[start]

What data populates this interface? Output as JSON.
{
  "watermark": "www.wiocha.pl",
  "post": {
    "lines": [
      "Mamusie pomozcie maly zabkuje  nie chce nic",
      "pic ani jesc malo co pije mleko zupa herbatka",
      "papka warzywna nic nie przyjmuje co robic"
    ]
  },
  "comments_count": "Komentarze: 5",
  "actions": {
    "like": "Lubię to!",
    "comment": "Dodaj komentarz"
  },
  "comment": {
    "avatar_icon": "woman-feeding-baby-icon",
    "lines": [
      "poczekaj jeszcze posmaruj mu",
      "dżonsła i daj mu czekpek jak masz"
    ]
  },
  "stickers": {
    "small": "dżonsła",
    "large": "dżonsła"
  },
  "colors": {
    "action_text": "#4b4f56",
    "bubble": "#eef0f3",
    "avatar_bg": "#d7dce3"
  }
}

[end]

EXERCISE INSTRUCTIONS: Gather every line from the listing above in which "dżonsła" appears, and copy those lines.

CORRECT OUTPUT:
      "dżonsła i daj mu czekpek jak masz"
    "small": "dżonsła",
    "large": "dżonsła"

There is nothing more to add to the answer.